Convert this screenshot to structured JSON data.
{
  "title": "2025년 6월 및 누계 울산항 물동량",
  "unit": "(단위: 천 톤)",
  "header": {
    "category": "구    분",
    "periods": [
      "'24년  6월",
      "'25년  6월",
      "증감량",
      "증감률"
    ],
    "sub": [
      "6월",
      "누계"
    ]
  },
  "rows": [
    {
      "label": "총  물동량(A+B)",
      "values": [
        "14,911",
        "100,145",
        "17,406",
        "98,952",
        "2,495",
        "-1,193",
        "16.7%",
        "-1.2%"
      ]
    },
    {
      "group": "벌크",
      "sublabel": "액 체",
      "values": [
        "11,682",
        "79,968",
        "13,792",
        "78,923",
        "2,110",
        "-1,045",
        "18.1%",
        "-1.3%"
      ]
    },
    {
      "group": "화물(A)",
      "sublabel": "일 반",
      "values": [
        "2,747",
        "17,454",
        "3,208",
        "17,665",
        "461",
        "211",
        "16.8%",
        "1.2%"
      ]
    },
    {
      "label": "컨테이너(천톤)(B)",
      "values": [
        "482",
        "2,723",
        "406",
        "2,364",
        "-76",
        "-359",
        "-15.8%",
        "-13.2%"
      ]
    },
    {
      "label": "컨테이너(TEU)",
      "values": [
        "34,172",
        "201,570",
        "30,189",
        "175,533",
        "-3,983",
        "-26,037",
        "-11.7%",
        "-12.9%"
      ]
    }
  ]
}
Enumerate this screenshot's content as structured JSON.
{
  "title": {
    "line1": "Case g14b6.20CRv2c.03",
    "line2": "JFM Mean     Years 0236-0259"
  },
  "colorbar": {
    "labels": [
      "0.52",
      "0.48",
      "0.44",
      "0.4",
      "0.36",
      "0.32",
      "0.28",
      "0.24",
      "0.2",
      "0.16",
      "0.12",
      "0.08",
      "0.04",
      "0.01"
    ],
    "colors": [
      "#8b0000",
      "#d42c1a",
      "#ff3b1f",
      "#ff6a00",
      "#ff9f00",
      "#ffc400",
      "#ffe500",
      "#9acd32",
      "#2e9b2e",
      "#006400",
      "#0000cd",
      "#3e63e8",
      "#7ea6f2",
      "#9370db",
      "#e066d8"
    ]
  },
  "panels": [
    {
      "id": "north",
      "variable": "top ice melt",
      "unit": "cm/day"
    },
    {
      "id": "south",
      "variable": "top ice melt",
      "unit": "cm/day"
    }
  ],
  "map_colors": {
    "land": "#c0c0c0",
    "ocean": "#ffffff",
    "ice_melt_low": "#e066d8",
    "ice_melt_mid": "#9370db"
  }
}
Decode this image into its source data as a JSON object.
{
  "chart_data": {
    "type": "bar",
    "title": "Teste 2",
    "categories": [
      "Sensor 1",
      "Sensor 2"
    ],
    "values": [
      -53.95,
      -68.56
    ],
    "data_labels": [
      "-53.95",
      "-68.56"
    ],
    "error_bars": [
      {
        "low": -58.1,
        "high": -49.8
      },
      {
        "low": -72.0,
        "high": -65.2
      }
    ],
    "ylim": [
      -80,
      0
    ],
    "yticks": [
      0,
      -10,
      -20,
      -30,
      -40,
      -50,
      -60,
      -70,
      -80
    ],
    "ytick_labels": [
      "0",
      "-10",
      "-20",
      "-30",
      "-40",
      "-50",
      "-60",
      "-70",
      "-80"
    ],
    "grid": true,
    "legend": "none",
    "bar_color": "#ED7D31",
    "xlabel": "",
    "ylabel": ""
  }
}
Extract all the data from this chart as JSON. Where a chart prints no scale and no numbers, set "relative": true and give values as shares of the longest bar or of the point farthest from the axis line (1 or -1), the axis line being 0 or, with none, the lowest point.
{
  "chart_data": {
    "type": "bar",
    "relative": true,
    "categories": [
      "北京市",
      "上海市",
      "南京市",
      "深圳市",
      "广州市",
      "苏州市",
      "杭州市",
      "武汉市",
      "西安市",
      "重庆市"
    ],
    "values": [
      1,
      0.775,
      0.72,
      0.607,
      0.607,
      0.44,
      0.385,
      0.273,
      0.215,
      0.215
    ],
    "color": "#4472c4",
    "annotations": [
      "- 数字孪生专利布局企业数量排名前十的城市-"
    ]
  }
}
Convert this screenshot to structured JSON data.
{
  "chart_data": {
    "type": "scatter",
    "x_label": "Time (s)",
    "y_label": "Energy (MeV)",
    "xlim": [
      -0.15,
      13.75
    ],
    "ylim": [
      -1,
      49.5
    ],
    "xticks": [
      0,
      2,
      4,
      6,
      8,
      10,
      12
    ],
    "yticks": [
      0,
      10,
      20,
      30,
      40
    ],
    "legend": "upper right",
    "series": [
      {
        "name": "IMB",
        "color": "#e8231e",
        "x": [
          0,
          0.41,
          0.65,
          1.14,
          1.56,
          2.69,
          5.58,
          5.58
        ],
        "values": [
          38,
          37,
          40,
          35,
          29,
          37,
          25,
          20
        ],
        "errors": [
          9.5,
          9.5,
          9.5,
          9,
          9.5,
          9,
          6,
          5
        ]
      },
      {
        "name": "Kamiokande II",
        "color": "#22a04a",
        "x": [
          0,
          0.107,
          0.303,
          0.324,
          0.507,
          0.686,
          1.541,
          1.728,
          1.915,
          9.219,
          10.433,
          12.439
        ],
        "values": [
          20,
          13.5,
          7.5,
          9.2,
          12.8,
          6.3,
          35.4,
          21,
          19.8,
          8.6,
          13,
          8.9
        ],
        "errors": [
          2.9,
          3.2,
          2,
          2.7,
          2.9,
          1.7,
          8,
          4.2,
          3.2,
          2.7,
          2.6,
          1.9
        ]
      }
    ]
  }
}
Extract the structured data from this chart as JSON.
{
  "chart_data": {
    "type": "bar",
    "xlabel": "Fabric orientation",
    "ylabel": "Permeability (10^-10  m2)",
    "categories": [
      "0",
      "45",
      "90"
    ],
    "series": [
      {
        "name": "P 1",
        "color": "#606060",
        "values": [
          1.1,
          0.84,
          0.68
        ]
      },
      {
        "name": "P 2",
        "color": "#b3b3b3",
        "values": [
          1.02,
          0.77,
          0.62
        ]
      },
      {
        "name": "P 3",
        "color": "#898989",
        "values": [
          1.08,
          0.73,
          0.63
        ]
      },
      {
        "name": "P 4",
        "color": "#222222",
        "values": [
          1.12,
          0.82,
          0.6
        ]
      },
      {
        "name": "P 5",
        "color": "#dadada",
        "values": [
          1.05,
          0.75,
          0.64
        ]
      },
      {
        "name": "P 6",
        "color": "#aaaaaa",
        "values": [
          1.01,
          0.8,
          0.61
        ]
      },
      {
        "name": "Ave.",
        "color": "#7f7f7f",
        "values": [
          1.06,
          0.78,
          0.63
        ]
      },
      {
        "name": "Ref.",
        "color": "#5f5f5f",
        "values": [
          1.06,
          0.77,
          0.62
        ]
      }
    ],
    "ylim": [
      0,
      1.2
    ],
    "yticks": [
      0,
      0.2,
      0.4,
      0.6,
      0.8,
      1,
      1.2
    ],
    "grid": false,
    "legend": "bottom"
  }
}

══════════

◆ PROBLEM REQUIREMENTS:
Transcribe all entries exactly as they are given.

◆ OUTPUT:
Convert this screenshot to structured JSON data.
{
  "title": "2025년 6월 및 누계 울산항 물동량",
  "unit": "(단위: 천 톤)",
  "header": {
    "category": "구    분",
    "periods": [
      "'24년  6월",
      "'25년  6월",
      "증감량",
      "증감률"
    ],
    "sub": [
      "6월",
      "누계"
    ]
  },
  "rows": [
    {
      "label": "총  물동량(A+B)",
      "values": [
        "14,911",
        "100,145",
        "17,406",
        "98,952",
        "2,495",
        "-1,193",
        "16.7%",
        "-1.2%"
      ]
    },
    {
      "group": "벌크",
      "sublabel": "액 체",
      "values": [
        "11,682",
        "79,968",
        "13,792",
        "78,923",
        "2,110",
        "-1,045",
        "18.1%",
        "-1.3%"
      ]
    },
    {
      "group": "화물(A)",
      "sublabel": "일 반",
      "values": [
        "2,747",
        "17,454",
        "3,208",
        "17,665",
        "461",
        "211",
        "16.8%",
        "1.2%"
      ]
    },
    {
      "label": "컨테이너(천톤)(B)",
      "values": [
        "482",
        "2,723",
        "406",
        "2,364",
        "-76",
        "-359",
        "-15.8%",
        "-13.2%"
      ]
    },
    {
      "label": "컨테이너(TEU)",
      "values": [
        "34,172",
        "201,570",
        "30,189",
        "175,533",
        "-3,983",
        "-26,037",
        "-11.7%",
        "-12.9%"
      ]
    }
  ]
}
Enumerate this screenshot's content as structured JSON.
{
  "title": {
    "line1": "Case g14b6.20CRv2c.03",
    "line2": "JFM Mean     Years 0236-0259"
  },
  "colorbar": {
    "labels": [
      "0.52",
      "0.48",
      "0.44",
      "0.4",
      "0.36",
      "0.32",
      "0.28",
      "0.24",
      "0.2",
      "0.16",
      "0.12",
      "0.08",
      "0.04",
      "0.01"
    ],
    "colors": [
      "#8b0000",
      "#d42c1a",
      "#ff3b1f",
      "#ff6a00",
      "#ff9f00",
      "#ffc400",
      "#ffe500",
      "#9acd32",
      "#2e9b2e",
      "#006400",
      "#0000cd",
      "#3e63e8",
      "#7ea6f2",
      "#9370db",
      "#e066d8"
    ]
  },
  "panels": [
    {
      "id": "north",
      "variable": "top ice melt",
      "unit": "cm/day"
    },
    {
      "id": "south",
      "variable": "top ice melt",
      "unit": "cm/day"
    }
  ],
  "map_colors": {
    "land": "#c0c0c0",
    "ocean": "#ffffff",
    "ice_melt_low": "#e066d8",
    "ice_melt_mid": "#9370db"
  }
}
Decode this image into its source data as a JSON object.
{
  "chart_data": {
    "type": "bar",
    "title": "Teste 2",
    "categories": [
      "Sensor 1",
      "Sensor 2"
    ],
    "values": [
      -53.95,
      -68.56
    ],
    "data_labels": [
      "-53.95",
      "-68.56"
    ],
    "error_bars": [
      {
        "low": -58.1,
        "high": -49.8
      },
      {
        "low": -72.0,
        "high": -65.2
      }
    ],
    "ylim": [
      -80,
      0
    ],
    "yticks": [
      0,
      -10,
      -20,
      -30,
      -40,
      -50,
      -60,
      -70,
      -80
    ],
    "ytick_labels": [
      "0",
      "-10",
      "-20",
      "-30",
      "-40",
      "-50",
      "-60",
      "-70",
      "-80"
    ],
    "grid": true,
    "legend": "none",
    "bar_color": "#ED7D31",
    "xlabel": "",
    "ylabel": ""
  }
}
Extract all the data from this chart as JSON. Where a chart prints no scale and no numbers, set "relative": true and give values as shares of the longest bar or of the point farthest from the axis line (1 or -1), the axis line being 0 or, with none, the lowest point.
{
  "chart_data": {
    "type": "bar",
    "relative": true,
    "categories": [
      "北京市",
      "上海市",
      "南京市",
      "深圳市",
      "广州市",
      "苏州市",
      "杭州市",
      "武汉市",
      "西安市",
      "重庆市"
    ],
    "values": [
      1,
      0.775,
      0.72,
      0.607,
      0.607,
      0.44,
      0.385,
      0.273,
      0.215,
      0.215
    ],
    "color": "#4472c4",
    "annotations": [
      "- 数字孪生专利布局企业数量排名前十的城市-"
    ]
  }
}
Convert this screenshot to structured JSON data.
{
  "chart_data": {
    "type": "scatter",
    "x_label": "Time (s)",
    "y_label": "Energy (MeV)",
    "xlim": [
      -0.15,
      13.75
    ],
    "ylim": [
      -1,
      49.5
    ],
    "xticks": [
      0,
      2,
      4,
      6,
      8,
      10,
      12
    ],
    "yticks": [
      0,
      10,
      20,
      30,
      40
    ],
    "legend": "upper right",
    "series": [
      {
        "name": "IMB",
        "color": "#e8231e",
        "x": [
          0,
          0.41,
          0.65,
          1.14,
          1.56,
          2.69,
          5.58,
          5.58
        ],
        "values": [
          38,
          37,
          40,
          35,
          29,
          37,
          25,
          20
        ],
        "errors": [
          9.5,
          9.5,
          9.5,
          9,
          9.5,
          9,
          6,
          5
        ]
      },
      {
        "name": "Kamiokande II",
        "color": "#22a04a",
        "x": [
          0,
          0.107,
          0.303,
          0.324,
          0.507,
          0.686,
          1.541,
          1.728,
          1.915,
          9.219,
          10.433,
          12.439
        ],
        "values": [
          20,
          13.5,
          7.5,
          9.2,
          12.8,
          6.3,
          35.4,
          21,
          19.8,
          8.6,
          13,
          8.9
        ],
        "errors": [
          2.9,
          3.2,
          2,
          2.7,
          2.9,
          1.7,
          8,
          4.2,
          3.2,
          2.7,
          2.6,
          1.9
        ]
      }
    ]
  }
}
Extract the structured data from this chart as JSON.
{
  "chart_data": {
    "type": "bar",
    "xlabel": "Fabric orientation",
    "ylabel": "Permeability (10^-10  m2)",
    "categories": [
      "0",
      "45",
      "90"
    ],
    "series": [
      {
        "name": "P 1",
        "color": "#606060",
        "values": [
          1.1,
          0.84,
          0.68
        ]
      },
      {
        "name": "P 2",
        "color": "#b3b3b3",
        "values": [
          1.02,
          0.77,
          0.62
        ]
      },
      {
        "name": "P 3",
        "color": "#898989",
        "values": [
          1.08,
          0.73,
          0.63
        ]
      },
      {
        "name": "P 4",
        "color": "#222222",
        "values": [
          1.12,
          0.82,
          0.6
        ]
      },
      {
        "name": "P 5",
        "color": "#dadada",
        "values": [
          1.05,
          0.75,
          0.64
        ]
      },
      {
        "name": "P 6",
        "color": "#aaaaaa",
        "values": [
          1.01,
          0.8,
          0.61
        ]
      },
      {
        "name": "Ave.",
        "color": "#7f7f7f",
        "values": [
          1.06,
          0.78,
          0.63
        ]
      },
      {
        "name": "Ref.",
        "color": "#5f5f5f",
        "values": [
          1.06,
          0.77,
          0.62
        ]
      }
    ],
    "ylim": [
      0,
      1.2
    ],
    "yticks": [
      0,
      0.2,
      0.4,
      0.6,
      0.8,
      1,
      1.2
    ],
    "grid": false,
    "legend": "bottom"
  }
}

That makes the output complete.